• **WHAT TO PRODUCE**
How many lines of these entries include the string "signal"? State the number alone.

• **EXTRACTED INFORMATION**
★ ★ ★
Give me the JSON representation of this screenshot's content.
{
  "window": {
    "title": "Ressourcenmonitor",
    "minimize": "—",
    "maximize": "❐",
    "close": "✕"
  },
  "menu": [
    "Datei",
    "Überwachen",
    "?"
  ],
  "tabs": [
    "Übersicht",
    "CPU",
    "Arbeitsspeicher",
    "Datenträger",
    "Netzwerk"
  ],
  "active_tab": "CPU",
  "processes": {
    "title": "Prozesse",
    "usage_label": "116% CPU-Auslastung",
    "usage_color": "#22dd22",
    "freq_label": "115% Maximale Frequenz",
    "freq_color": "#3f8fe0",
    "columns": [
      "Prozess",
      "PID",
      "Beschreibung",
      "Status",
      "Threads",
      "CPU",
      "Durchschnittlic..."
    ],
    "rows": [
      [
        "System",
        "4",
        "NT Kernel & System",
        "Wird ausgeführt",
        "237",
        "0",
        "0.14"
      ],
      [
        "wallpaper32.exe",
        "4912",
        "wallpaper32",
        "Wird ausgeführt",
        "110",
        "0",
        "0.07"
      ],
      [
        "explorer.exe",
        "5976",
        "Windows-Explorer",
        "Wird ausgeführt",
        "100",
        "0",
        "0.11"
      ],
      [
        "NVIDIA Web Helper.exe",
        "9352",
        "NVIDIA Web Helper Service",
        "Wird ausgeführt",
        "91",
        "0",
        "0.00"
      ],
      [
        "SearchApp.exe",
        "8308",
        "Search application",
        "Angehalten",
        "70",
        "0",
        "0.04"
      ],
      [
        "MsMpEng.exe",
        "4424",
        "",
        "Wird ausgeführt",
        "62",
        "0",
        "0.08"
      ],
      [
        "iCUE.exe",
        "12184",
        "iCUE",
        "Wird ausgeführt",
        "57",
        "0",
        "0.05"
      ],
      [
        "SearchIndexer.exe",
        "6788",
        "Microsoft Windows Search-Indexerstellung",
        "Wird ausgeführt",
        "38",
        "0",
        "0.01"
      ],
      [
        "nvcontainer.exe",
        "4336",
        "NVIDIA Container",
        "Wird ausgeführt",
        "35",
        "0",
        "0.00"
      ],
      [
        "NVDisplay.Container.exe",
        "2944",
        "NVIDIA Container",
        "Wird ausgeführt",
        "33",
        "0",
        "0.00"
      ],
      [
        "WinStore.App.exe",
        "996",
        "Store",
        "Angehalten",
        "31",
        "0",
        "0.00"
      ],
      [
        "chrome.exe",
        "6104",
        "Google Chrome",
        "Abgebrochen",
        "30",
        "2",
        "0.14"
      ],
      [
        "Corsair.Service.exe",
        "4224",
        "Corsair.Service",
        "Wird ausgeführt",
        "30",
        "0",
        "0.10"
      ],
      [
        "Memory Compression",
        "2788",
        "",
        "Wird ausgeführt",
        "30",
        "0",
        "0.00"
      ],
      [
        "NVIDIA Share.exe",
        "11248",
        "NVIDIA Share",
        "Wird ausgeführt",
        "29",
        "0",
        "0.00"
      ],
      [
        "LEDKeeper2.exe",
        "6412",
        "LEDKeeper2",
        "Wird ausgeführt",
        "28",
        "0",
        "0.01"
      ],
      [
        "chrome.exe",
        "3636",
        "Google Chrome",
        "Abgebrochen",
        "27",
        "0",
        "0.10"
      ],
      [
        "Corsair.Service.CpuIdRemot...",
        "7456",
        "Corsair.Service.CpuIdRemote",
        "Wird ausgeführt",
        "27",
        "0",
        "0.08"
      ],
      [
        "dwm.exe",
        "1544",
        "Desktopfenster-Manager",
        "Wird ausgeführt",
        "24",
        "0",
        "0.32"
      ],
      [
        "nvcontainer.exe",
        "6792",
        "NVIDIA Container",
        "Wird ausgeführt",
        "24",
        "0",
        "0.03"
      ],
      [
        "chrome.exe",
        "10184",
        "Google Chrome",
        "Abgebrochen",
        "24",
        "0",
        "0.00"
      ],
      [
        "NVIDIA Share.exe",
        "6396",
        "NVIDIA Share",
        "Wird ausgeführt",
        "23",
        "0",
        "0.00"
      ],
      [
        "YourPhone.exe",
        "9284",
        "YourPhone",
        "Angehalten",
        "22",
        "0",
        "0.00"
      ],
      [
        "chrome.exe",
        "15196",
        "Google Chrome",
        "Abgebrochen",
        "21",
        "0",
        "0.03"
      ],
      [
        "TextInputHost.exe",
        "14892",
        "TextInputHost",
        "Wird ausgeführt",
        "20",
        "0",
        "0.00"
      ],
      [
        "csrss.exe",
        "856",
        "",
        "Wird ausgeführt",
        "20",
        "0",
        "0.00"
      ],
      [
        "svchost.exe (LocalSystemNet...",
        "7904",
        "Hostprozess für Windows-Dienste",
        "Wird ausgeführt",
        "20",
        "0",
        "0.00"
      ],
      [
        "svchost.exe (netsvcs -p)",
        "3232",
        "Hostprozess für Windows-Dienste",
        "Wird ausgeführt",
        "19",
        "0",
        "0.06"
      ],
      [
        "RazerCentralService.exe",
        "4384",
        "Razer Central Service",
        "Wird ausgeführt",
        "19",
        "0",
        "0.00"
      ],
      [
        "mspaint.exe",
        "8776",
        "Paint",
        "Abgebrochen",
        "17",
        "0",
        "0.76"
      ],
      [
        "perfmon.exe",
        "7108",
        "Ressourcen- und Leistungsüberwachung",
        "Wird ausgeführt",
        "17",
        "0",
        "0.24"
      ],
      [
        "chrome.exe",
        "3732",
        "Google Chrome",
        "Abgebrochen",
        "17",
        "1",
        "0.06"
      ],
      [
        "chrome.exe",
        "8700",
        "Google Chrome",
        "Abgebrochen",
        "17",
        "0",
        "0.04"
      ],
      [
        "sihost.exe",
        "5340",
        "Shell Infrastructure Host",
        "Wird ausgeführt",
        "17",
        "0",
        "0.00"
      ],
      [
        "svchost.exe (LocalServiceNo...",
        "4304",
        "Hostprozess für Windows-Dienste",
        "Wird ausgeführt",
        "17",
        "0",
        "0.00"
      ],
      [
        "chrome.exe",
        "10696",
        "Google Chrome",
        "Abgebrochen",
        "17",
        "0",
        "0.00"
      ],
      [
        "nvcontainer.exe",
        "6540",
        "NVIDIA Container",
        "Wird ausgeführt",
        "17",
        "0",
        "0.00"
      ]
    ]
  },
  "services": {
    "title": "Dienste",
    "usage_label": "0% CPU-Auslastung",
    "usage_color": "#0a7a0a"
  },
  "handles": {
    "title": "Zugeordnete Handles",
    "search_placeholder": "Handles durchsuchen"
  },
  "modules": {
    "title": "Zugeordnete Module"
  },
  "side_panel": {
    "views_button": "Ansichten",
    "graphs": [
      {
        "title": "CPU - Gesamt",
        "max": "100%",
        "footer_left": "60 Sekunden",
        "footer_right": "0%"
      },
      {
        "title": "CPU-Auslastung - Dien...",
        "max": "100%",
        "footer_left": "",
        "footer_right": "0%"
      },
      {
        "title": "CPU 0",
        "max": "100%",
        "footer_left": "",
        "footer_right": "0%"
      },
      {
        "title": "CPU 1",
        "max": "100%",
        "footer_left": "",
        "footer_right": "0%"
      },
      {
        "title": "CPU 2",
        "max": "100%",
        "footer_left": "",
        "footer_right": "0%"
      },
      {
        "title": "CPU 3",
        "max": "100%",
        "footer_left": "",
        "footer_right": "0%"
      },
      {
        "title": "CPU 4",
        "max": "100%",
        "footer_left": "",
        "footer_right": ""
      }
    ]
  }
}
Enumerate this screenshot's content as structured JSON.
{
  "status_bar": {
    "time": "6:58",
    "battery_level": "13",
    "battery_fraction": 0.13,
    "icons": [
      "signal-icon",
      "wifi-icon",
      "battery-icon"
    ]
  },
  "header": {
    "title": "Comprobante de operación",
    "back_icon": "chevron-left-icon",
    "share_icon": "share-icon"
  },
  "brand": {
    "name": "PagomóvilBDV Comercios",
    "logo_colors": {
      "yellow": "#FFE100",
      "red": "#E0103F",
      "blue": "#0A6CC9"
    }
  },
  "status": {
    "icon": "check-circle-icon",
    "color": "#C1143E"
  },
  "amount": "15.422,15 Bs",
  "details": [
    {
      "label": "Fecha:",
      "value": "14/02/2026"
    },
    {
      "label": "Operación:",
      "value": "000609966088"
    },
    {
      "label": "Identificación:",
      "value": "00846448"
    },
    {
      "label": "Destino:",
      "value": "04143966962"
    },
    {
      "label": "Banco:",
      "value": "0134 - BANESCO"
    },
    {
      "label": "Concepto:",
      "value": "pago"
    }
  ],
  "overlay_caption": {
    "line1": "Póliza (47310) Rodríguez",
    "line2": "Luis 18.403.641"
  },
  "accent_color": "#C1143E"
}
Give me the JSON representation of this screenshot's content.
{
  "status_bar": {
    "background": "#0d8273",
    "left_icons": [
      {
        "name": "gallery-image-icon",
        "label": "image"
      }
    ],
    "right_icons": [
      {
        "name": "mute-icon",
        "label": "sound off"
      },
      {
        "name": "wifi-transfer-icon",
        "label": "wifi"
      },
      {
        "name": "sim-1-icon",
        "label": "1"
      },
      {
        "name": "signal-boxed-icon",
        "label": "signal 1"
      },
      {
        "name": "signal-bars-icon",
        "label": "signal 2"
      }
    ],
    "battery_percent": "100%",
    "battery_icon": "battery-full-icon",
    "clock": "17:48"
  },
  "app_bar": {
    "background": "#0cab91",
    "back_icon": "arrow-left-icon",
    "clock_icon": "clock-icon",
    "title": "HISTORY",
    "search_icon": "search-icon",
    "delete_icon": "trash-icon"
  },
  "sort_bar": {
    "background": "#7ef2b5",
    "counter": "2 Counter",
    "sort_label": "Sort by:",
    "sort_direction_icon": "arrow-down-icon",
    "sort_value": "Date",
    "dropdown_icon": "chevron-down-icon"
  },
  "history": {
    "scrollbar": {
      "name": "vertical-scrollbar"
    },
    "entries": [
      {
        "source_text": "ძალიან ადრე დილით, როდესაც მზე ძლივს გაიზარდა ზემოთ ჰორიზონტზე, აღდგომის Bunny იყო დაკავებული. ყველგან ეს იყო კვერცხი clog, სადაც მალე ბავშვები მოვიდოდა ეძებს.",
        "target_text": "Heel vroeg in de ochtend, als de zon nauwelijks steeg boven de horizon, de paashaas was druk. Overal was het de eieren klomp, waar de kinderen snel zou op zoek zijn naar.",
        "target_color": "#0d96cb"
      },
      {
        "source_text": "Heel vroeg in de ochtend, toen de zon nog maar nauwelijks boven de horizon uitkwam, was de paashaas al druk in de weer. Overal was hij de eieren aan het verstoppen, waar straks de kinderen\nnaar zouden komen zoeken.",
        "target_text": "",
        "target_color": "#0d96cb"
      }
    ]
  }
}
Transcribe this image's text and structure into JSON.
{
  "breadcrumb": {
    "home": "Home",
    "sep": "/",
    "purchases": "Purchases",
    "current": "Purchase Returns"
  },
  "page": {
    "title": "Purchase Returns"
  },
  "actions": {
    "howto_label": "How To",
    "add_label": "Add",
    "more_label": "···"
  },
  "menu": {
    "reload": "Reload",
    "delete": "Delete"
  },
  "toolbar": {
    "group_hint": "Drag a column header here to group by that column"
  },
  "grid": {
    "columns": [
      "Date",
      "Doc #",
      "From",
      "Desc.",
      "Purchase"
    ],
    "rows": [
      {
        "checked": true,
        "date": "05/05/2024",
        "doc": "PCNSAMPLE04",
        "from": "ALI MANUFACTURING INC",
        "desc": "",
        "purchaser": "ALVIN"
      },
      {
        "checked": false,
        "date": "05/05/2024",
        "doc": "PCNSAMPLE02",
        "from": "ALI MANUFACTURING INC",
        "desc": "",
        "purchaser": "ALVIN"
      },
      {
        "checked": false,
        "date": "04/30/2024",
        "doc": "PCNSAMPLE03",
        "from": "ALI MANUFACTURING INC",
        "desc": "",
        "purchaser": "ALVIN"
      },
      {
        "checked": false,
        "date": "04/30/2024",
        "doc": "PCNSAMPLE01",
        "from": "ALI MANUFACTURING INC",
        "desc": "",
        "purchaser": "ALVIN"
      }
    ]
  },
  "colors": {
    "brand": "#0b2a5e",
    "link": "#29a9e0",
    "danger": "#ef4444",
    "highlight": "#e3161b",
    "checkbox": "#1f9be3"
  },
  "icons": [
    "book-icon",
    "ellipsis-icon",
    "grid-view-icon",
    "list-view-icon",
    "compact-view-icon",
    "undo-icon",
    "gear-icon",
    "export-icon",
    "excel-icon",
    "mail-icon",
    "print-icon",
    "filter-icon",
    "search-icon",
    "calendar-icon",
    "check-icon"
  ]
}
★ ★ ★
• **ANSWER**
5